** START OF PASSAGE **

On Thu, 5 Jul 2001 16:01:55 -0500
Jim Conner <[EMAIL PROTECTED]> wrote:
> I have @Home as well. I didn't have any trouble setting it up as a static
> ip.
Same here. I'm logged into comcast@home in Burlington County New Jersey. The
only problem I had was early on, with their pop servers. It took a while, like
5 or
6 hours, for all the pop servers to get to know me. I would get random invalid
user ID and Password until the servers all sync-ed up. No problems now. Also
chose the static setup as I doubt, very much I'll be needing the dhcp bull shit
on
my home lan connection.
> I've tried to set it up using dhcp and haven't had much luck. Probably
> a setting is off somewhere.
>
Initially I tinkered with it, never got it to work. So when the @home installer
gave
me the choice of static or dhcp... it was an easy decision.
> I've heard of people having problems with
> Linksys cards though.
.

** END OF PASSAGE **
** START OF SUPPLIED ENTRIES **

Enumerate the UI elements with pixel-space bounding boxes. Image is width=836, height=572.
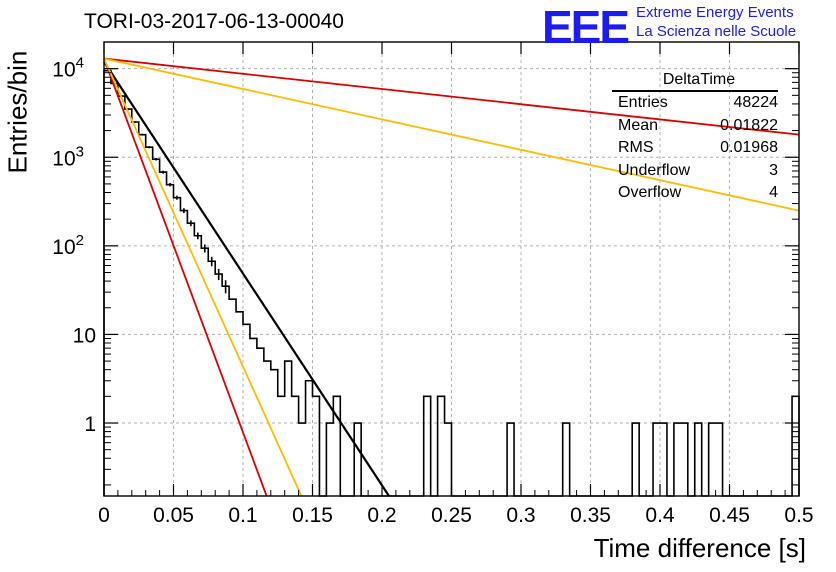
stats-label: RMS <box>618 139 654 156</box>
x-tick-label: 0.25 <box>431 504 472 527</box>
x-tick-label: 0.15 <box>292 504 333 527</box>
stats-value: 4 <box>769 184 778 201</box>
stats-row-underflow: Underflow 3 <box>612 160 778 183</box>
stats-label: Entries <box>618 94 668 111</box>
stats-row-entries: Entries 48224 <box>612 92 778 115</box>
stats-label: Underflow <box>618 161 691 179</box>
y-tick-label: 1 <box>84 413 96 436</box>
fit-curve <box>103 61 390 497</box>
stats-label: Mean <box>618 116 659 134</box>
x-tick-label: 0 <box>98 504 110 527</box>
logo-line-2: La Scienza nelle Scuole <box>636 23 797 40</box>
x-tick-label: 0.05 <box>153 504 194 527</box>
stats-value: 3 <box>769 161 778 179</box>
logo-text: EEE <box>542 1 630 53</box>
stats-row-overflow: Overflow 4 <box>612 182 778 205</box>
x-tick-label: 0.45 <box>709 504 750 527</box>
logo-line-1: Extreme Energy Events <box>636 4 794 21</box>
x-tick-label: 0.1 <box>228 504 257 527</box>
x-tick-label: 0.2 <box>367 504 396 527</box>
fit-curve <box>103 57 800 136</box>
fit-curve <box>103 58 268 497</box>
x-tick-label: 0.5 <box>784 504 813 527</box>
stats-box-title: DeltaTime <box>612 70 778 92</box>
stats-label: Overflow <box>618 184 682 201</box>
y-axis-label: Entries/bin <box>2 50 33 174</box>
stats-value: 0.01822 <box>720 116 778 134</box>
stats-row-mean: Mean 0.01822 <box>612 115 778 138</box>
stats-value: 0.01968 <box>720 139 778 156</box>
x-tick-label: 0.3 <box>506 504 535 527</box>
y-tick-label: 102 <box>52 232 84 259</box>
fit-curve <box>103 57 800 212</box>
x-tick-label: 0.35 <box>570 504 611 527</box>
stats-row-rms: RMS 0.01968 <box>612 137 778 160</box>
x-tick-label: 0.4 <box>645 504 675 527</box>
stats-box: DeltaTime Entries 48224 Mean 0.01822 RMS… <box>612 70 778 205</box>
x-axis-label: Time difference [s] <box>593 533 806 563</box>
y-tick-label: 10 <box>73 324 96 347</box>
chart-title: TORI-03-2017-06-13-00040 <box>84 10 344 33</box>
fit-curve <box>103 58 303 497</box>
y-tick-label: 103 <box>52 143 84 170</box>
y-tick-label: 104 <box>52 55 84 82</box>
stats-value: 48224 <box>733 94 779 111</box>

** END OF SUPPLIED ENTRIES **
** START OF SUPPLIED ENTRIES **

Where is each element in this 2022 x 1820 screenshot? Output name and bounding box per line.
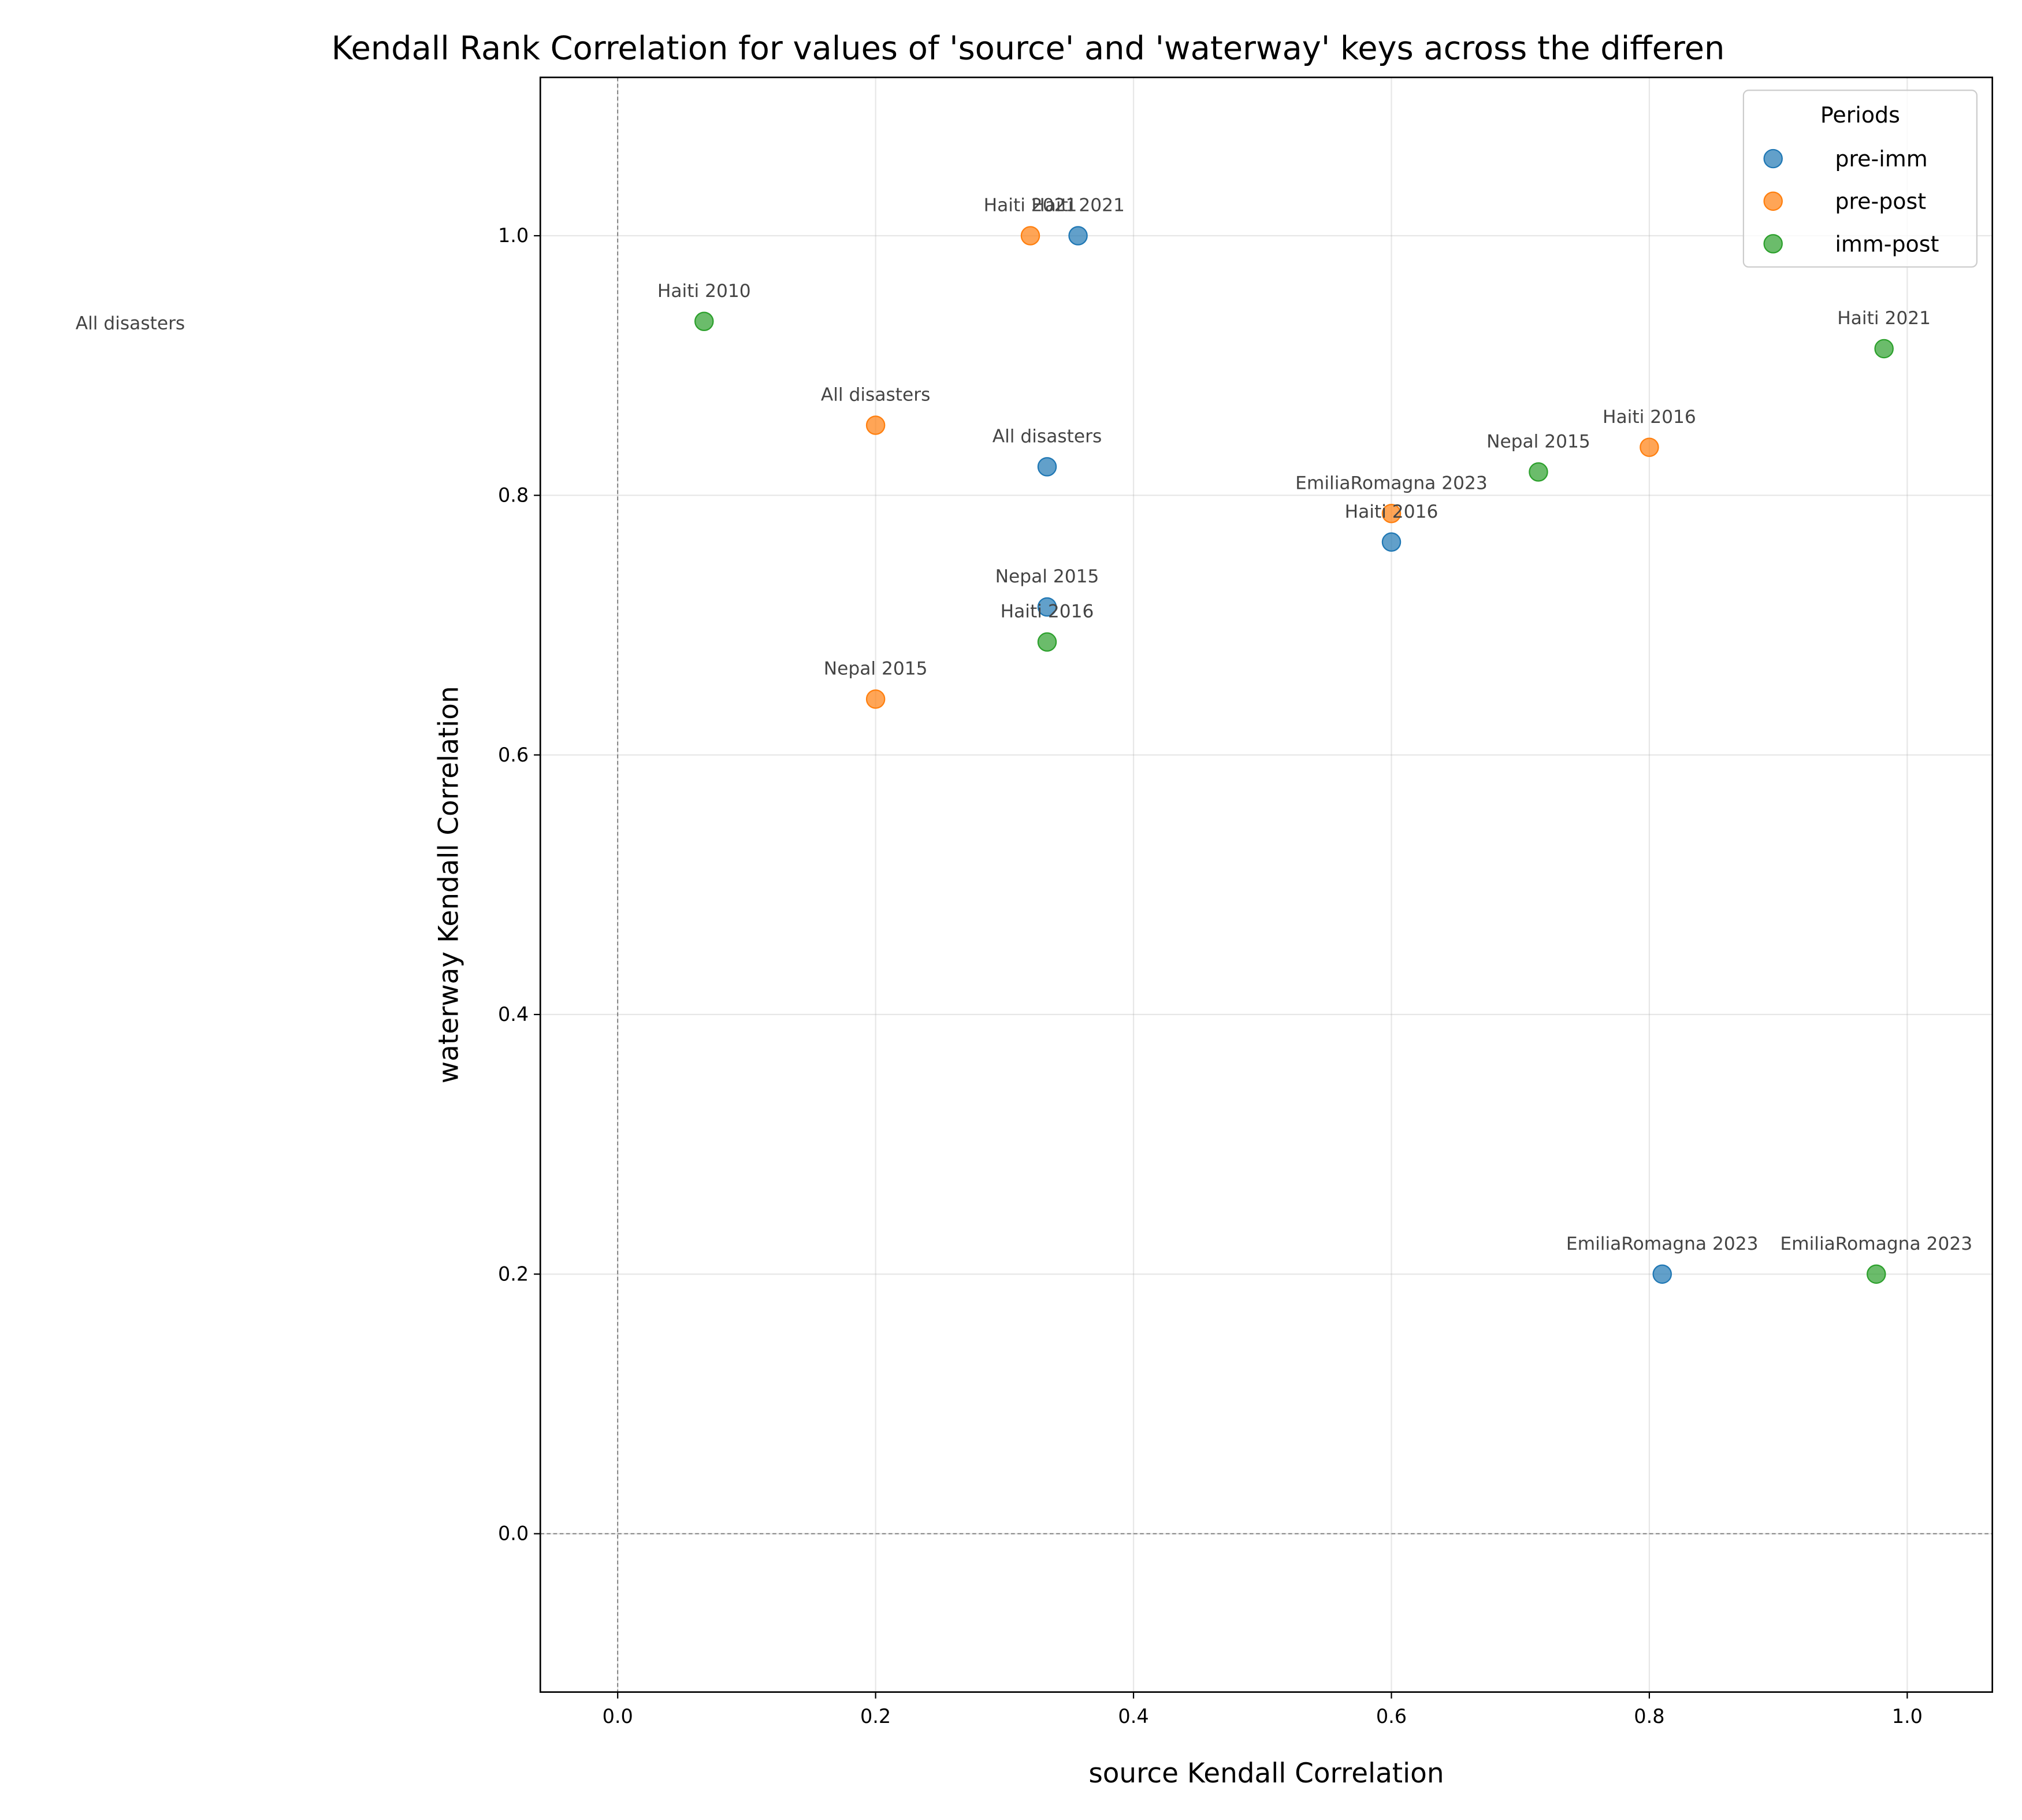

** END OF SUPPLIED ENTRIES **
** START OF SUPPLIED ENTRIES **

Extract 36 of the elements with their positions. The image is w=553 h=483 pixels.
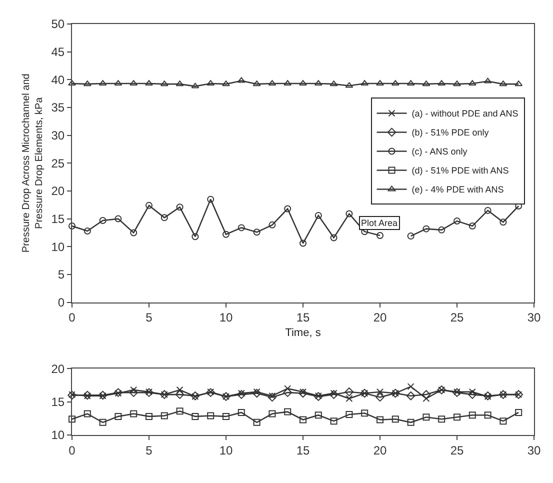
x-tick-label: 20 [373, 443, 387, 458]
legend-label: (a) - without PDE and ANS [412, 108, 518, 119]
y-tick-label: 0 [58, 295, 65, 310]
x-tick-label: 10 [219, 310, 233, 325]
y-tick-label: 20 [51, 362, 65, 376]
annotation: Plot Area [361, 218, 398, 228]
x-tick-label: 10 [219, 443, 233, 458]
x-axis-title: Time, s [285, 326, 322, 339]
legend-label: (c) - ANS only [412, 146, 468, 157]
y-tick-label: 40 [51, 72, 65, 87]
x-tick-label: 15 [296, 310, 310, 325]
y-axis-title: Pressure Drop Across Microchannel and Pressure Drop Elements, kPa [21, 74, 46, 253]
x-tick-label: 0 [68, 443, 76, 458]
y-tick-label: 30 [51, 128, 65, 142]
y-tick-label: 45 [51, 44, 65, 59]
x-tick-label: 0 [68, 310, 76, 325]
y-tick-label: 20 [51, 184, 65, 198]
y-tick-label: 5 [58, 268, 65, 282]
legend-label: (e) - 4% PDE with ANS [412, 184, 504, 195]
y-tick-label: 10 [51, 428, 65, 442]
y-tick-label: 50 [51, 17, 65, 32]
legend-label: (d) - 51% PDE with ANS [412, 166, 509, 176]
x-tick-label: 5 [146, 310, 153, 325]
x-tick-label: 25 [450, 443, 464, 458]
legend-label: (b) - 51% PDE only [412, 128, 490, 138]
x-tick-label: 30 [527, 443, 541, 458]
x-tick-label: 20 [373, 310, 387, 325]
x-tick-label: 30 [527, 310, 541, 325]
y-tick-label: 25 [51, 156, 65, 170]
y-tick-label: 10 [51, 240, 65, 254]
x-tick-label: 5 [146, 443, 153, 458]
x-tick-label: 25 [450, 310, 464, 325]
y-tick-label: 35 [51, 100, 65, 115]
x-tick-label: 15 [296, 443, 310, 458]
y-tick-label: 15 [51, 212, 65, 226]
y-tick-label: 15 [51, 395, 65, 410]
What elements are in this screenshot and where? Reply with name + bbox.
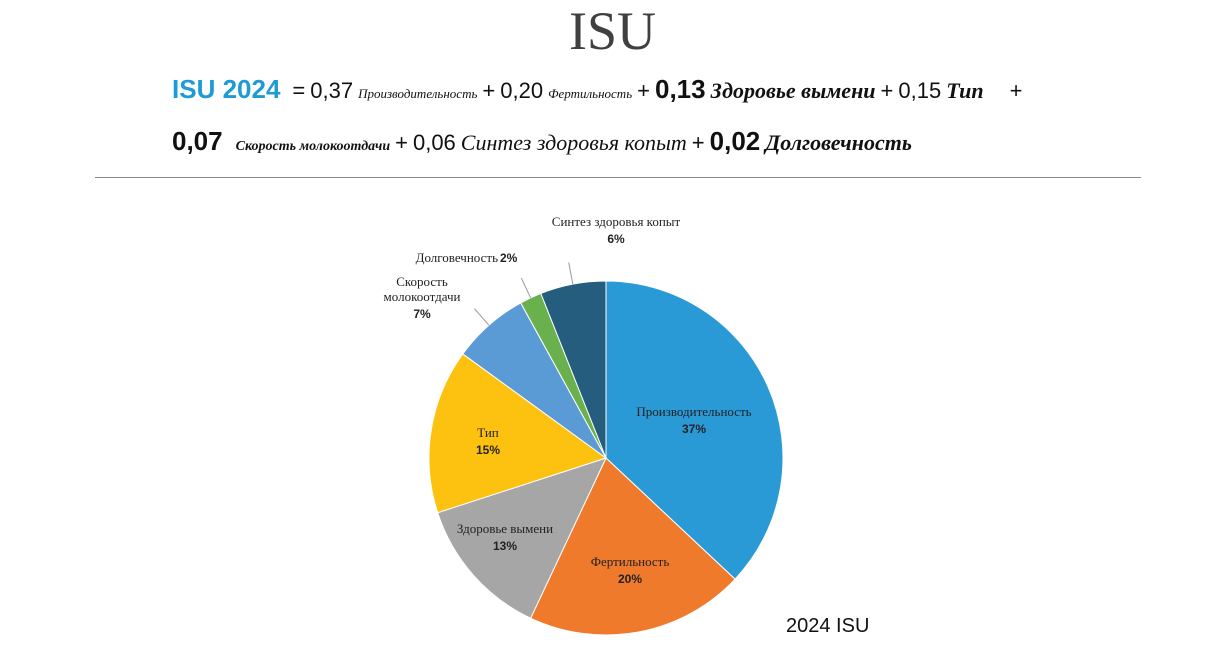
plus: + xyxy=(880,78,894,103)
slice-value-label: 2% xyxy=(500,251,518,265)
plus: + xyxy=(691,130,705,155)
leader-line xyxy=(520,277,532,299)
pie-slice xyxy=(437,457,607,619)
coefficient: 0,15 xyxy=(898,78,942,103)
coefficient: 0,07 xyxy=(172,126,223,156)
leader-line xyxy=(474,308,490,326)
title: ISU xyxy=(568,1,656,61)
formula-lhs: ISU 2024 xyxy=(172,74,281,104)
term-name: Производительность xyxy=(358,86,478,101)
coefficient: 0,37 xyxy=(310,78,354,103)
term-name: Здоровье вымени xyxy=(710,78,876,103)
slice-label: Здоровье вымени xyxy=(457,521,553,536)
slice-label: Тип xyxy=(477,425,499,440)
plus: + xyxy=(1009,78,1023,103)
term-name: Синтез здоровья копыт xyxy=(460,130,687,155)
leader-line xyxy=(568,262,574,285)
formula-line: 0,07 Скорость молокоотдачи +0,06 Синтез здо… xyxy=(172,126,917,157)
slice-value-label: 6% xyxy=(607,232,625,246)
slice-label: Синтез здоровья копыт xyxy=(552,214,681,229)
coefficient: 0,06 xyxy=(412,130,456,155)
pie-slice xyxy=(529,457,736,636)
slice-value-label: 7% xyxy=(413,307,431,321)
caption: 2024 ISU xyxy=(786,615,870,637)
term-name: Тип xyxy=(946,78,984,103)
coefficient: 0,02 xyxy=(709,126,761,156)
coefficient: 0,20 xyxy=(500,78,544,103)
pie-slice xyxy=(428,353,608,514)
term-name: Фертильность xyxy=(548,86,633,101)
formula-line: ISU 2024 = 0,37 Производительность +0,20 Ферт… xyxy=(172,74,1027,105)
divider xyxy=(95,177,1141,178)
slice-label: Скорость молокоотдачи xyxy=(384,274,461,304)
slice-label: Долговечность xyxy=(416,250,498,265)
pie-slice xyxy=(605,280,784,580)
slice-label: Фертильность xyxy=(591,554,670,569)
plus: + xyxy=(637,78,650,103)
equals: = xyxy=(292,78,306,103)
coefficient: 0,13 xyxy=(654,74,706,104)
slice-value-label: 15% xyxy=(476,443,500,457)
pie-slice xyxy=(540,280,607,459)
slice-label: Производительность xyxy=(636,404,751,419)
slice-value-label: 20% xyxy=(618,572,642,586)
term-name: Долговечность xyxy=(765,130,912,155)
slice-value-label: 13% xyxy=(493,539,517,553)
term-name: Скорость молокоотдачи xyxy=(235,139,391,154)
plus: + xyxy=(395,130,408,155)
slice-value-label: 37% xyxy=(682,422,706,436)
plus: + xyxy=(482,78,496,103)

** END OF SUPPLIED ENTRIES **

**PROMPT:** Reproduce the @Home setup message starting at "On Thu, 5 Jul" and ending at "is off somewhere.", swapping "pop servers" for "mail servers".

**RESULT FOR THIS TASK:**
On Thu, 5 Jul 2001 16:01:55 -0500
Jim Conner <[EMAIL PROTECTED]> wrote:
> I have @Home as well. I didn't have any trouble setting it up as a static
> ip.
Same here. I'm logged into comcast@home in Burlington County New Jersey. The
only problem I had was early on, with their mail servers. It took a while, like
5 or
6 hours, for all the mail servers to get to know me. I would get random invalid
user ID and Password until the servers all sync-ed up. No problems now. Also
chose the static setup as I doubt, very much I'll be needing the dhcp bull shit
on
my home lan connection.
> I've tried to set it up using dhcp and haven't had much luck. Probably
> a setting is off somewhere.